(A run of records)

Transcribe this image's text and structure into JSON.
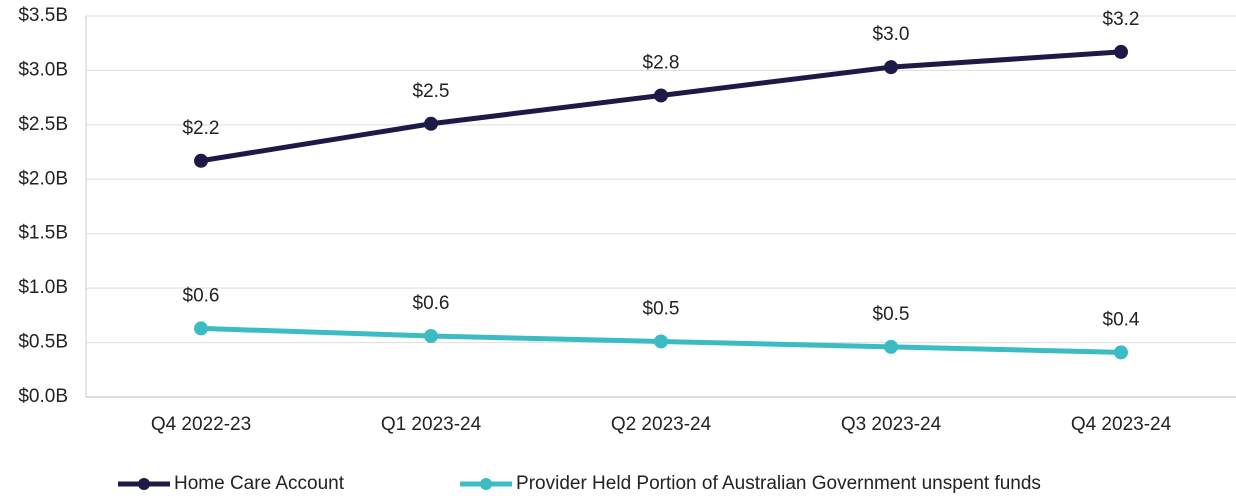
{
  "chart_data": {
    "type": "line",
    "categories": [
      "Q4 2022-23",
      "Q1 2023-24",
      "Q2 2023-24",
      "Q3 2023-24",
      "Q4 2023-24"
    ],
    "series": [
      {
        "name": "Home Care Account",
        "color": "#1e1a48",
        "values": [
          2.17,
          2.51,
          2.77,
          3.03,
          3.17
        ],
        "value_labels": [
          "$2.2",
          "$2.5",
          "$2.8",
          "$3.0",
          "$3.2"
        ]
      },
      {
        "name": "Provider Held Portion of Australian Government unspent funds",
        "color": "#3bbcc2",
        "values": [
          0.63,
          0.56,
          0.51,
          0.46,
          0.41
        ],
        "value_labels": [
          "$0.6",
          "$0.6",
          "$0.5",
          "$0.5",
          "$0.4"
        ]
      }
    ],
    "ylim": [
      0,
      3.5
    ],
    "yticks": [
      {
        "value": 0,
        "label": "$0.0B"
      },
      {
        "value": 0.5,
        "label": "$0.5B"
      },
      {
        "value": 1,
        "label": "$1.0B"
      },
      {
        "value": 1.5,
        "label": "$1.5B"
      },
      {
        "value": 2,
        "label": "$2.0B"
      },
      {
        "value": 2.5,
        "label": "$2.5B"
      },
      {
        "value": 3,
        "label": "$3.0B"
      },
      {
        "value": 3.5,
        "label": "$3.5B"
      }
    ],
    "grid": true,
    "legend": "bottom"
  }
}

--

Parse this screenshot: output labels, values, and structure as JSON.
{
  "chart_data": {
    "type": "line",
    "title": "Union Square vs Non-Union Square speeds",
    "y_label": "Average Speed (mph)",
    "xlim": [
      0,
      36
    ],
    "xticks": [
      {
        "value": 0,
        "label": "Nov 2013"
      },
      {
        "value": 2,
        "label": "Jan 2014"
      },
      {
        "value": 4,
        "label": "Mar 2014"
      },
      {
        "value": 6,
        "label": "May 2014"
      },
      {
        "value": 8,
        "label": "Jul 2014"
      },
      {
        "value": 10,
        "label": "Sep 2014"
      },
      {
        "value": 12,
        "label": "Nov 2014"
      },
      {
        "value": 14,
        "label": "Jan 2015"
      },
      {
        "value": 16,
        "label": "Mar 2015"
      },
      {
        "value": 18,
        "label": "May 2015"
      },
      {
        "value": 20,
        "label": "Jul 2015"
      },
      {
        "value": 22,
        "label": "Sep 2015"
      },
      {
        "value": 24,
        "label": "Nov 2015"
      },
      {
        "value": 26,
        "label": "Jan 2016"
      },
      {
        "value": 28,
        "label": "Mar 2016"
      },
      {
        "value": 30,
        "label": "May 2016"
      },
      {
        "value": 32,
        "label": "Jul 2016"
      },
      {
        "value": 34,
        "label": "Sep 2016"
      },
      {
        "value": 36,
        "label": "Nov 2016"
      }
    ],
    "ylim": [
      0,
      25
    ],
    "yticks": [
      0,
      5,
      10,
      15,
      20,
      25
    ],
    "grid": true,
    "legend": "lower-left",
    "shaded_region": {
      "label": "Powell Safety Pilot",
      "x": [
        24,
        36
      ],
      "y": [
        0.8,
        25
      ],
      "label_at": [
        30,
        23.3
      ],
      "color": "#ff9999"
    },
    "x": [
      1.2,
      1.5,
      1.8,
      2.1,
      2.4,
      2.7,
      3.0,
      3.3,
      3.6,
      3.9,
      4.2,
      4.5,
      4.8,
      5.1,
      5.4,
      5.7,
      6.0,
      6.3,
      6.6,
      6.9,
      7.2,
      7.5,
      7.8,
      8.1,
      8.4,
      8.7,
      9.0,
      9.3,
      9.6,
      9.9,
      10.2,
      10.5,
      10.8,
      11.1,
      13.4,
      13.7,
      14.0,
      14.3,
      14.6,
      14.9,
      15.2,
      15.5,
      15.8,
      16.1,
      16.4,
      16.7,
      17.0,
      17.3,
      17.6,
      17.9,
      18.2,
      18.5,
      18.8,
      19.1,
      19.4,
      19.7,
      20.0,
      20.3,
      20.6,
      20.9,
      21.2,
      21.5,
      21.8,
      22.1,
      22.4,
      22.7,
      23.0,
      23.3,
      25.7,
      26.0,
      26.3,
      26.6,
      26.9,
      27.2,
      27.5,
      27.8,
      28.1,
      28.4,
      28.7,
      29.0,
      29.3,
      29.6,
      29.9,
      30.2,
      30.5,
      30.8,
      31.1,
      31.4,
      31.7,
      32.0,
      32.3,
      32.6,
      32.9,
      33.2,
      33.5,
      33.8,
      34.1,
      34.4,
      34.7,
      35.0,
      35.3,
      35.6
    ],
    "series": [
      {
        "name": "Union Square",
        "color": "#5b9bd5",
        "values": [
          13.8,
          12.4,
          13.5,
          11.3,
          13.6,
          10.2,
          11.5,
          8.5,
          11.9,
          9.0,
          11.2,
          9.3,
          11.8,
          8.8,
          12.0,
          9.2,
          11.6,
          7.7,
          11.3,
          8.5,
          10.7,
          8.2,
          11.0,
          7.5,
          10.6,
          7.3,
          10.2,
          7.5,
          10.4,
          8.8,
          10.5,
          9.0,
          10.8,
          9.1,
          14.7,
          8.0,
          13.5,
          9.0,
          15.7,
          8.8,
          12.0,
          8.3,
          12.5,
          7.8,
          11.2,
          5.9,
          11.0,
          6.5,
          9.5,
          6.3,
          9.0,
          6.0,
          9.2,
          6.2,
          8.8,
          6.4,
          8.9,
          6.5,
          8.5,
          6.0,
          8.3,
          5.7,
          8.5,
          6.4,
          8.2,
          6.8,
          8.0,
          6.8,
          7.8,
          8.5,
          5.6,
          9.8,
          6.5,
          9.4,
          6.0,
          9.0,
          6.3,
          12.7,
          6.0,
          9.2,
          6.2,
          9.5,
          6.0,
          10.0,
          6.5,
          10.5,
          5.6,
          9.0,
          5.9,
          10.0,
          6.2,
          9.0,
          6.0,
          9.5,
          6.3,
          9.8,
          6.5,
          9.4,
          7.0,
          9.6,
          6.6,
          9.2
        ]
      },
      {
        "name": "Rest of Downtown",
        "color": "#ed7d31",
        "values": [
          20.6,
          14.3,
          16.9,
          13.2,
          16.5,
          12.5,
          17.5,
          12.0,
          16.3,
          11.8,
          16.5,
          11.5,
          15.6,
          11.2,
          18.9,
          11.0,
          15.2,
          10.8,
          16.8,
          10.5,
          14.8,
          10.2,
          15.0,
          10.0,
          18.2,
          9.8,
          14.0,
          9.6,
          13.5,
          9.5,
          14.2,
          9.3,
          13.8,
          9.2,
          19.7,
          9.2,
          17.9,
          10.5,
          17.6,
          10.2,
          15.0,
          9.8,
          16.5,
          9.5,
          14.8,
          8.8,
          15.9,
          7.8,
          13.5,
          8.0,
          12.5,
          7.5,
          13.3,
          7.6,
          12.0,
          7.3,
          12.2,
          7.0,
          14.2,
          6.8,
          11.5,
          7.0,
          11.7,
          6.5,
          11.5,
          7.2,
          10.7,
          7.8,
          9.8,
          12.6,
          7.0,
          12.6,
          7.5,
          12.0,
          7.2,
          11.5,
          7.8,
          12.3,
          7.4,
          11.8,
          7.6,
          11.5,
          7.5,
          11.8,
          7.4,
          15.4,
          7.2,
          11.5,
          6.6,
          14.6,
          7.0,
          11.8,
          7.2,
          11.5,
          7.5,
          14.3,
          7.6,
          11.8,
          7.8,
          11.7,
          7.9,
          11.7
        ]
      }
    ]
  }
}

## SHORT TASK
Count the lines of the data that include the string "structure", and give only that number.

## RESPONSE BELOW
2